*AIM*.
Select from the records below every line that has the word "μᾶλλον" in it.

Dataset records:
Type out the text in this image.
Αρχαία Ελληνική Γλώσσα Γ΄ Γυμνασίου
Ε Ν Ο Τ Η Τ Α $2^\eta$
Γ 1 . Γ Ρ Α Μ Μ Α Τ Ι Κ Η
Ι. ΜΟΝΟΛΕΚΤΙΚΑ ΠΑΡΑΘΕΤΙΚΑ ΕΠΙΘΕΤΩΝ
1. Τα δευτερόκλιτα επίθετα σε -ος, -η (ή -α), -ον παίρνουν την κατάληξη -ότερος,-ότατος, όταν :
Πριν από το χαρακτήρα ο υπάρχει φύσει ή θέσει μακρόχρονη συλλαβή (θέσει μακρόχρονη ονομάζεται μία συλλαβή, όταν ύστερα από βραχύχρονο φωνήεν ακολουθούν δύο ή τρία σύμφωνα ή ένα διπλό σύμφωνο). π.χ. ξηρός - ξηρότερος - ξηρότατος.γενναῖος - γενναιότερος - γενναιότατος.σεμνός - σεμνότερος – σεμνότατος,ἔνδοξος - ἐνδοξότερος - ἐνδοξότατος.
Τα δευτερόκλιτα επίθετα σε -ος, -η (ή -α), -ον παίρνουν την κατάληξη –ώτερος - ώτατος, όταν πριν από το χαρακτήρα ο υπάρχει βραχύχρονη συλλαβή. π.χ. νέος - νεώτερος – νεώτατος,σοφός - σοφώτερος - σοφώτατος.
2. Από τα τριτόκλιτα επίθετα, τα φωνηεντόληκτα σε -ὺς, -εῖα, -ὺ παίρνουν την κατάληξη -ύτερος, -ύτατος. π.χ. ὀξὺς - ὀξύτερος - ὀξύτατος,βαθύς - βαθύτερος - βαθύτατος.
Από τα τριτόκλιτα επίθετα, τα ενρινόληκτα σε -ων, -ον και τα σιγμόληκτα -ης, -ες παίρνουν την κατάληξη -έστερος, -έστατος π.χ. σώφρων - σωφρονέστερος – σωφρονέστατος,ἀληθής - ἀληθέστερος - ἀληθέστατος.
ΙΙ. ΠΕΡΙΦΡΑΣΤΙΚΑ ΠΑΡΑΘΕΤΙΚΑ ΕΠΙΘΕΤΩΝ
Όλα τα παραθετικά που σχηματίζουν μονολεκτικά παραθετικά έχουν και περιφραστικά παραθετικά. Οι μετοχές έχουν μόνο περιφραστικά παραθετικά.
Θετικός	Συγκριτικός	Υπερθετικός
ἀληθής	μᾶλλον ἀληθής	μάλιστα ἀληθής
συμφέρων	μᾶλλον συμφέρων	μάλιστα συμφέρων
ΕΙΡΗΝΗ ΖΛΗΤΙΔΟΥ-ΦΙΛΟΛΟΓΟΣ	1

*EXPECTED OUTPUT*.
ἀληθής	μᾶλλον ἀληθής	μάλιστα ἀληθής
συμφέρων	μᾶλλον συμφέρων	μάλιστα συμφέρων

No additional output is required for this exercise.